%%
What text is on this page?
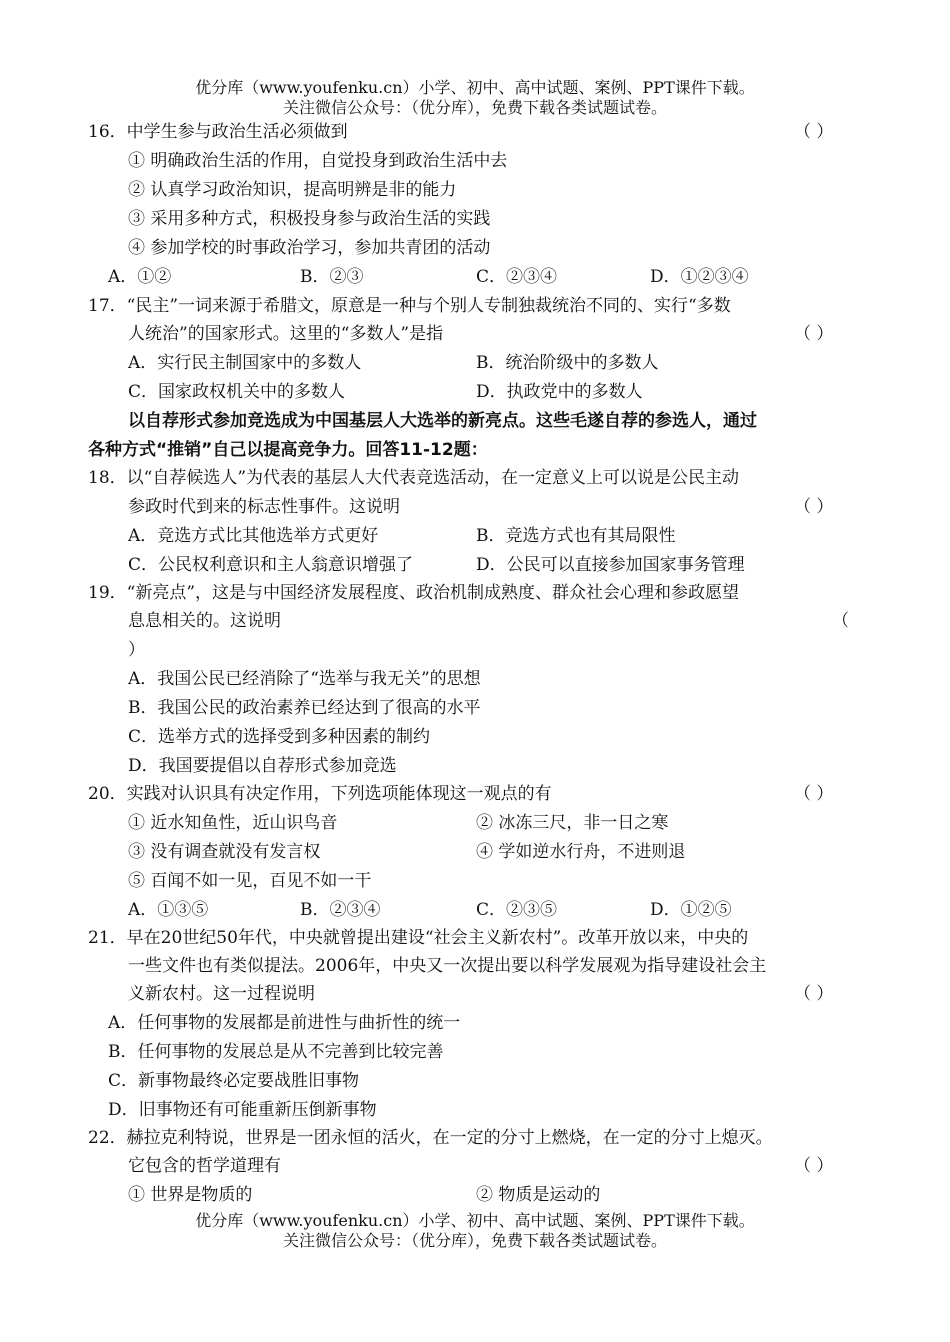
优分库（www.youfenku.cn）小学、初中、高中试题、案例、PPT课件下载。
关注微信公众号：（优分库），免费下载各类试题试卷。
16．中学生参与政治生活必须做到	（ ）
① 明确政治生活的作用，自觉投身到政治生活中去
② 认真学习政治知识，提高明辨是非的能力
③ 采用多种方式，积极投身参与政治生活的实践
④ 参加学校的时事政治学习，参加共青团的活动
A．①②	B．②③	C．②③④	D．①②③④
17．“民主”一词来源于希腊文，原意是一种与个别人专制独裁统治不同的、实行“多数
人统治”的国家形式。这里的“多数人”是指	（ ）
A．实行民主制国家中的多数人	B．统治阶级中的多数人
C．国家政权机关中的多数人	D．执政党中的多数人
以自荐形式参加竞选成为中国基层人大选举的新亮点。这些毛遂自荐的参选人，通过
各种方式“推销”自己以提高竞争力。回答11-12题：
18．以“自荐候选人”为代表的基层人大代表竞选活动，在一定意义上可以说是公民主动
参政时代到来的标志性事件。这说明	（ ）
A．竞选方式比其他选举方式更好	B．竞选方式也有其局限性
C．公民权利意识和主人翁意识增强了	D．公民可以直接参加国家事务管理
19．“新亮点”，这是与中国经济发展程度、政治机制成熟度、群众社会心理和参政愿望
息息相关的。这说明	（
）
A．我国公民已经消除了“选举与我无关”的思想
B．我国公民的政治素养已经达到了很高的水平
C．选举方式的选择受到多种因素的制约
D．我国要提倡以自荐形式参加竞选
20．实践对认识具有决定作用，下列选项能体现这一观点的有	（ ）
① 近水知鱼性，近山识鸟音	② 冰冻三尺，非一日之寒
③ 没有调查就没有发言权	④ 学如逆水行舟，不进则退
⑤ 百闻不如一见，百见不如一干
A．①③⑤	B．②③④	C．②③⑤	D．①②⑤
21．早在20世纪50年代，中央就曾提出建设“社会主义新农村”。改革开放以来，中央的
一些文件也有类似提法。2006年，中央又一次提出要以科学发展观为指导建设社会主
义新农村。这一过程说明	（ ）
A．任何事物的发展都是前进性与曲折性的统一
B．任何事物的发展总是从不完善到比较完善
C．新事物最终必定要战胜旧事物
D．旧事物还有可能重新压倒新事物
22．赫拉克利特说，世界是一团永恒的活火，在一定的分寸上燃烧，在一定的分寸上熄灭。
它包含的哲学道理有	（ ）
① 世界是物质的	② 物质是运动的
优分库（www.youfenku.cn）小学、初中、高中试题、案例、PPT课件下载。
关注微信公众号：（优分库），免费下载各类试题试卷。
%%
* _Aim of the exercise_
Set the listing down in full and exactly. Pictures within it should not appear in the copy.

* _The response_
What text is on this page?
优分库（www.youfenku.cn）小学、初中、高中试题、案例、PPT课件下载。
关注微信公众号：（优分库），免费下载各类试题试卷。
16．中学生参与政治生活必须做到	（ ）
① 明确政治生活的作用，自觉投身到政治生活中去
② 认真学习政治知识，提高明辨是非的能力
③ 采用多种方式，积极投身参与政治生活的实践
④ 参加学校的时事政治学习，参加共青团的活动
A．①②	B．②③	C．②③④	D．①②③④
17．“民主”一词来源于希腊文，原意是一种与个别人专制独裁统治不同的、实行“多数
人统治”的国家形式。这里的“多数人”是指	（ ）
A．实行民主制国家中的多数人	B．统治阶级中的多数人
C．国家政权机关中的多数人	D．执政党中的多数人
以自荐形式参加竞选成为中国基层人大选举的新亮点。这些毛遂自荐的参选人，通过
各种方式“推销”自己以提高竞争力。回答11-12题：
18．以“自荐候选人”为代表的基层人大代表竞选活动，在一定意义上可以说是公民主动
参政时代到来的标志性事件。这说明	（ ）
A．竞选方式比其他选举方式更好	B．竞选方式也有其局限性
C．公民权利意识和主人翁意识增强了	D．公民可以直接参加国家事务管理
19．“新亮点”，这是与中国经济发展程度、政治机制成熟度、群众社会心理和参政愿望
息息相关的。这说明	（
）
A．我国公民已经消除了“选举与我无关”的思想
B．我国公民的政治素养已经达到了很高的水平
C．选举方式的选择受到多种因素的制约
D．我国要提倡以自荐形式参加竞选
20．实践对认识具有决定作用，下列选项能体现这一观点的有	（ ）
① 近水知鱼性，近山识鸟音	② 冰冻三尺，非一日之寒
③ 没有调查就没有发言权	④ 学如逆水行舟，不进则退
⑤ 百闻不如一见，百见不如一干
A．①③⑤	B．②③④	C．②③⑤	D．①②⑤
21．早在20世纪50年代，中央就曾提出建设“社会主义新农村”。改革开放以来，中央的
一些文件也有类似提法。2006年，中央又一次提出要以科学发展观为指导建设社会主
义新农村。这一过程说明	（ ）
A．任何事物的发展都是前进性与曲折性的统一
B．任何事物的发展总是从不完善到比较完善
C．新事物最终必定要战胜旧事物
D．旧事物还有可能重新压倒新事物
22．赫拉克利特说，世界是一团永恒的活火，在一定的分寸上燃烧，在一定的分寸上熄灭。
它包含的哲学道理有	（ ）
① 世界是物质的	② 物质是运动的
优分库（www.youfenku.cn）小学、初中、高中试题、案例、PPT课件下载。
关注微信公众号：（优分库），免费下载各类试题试卷。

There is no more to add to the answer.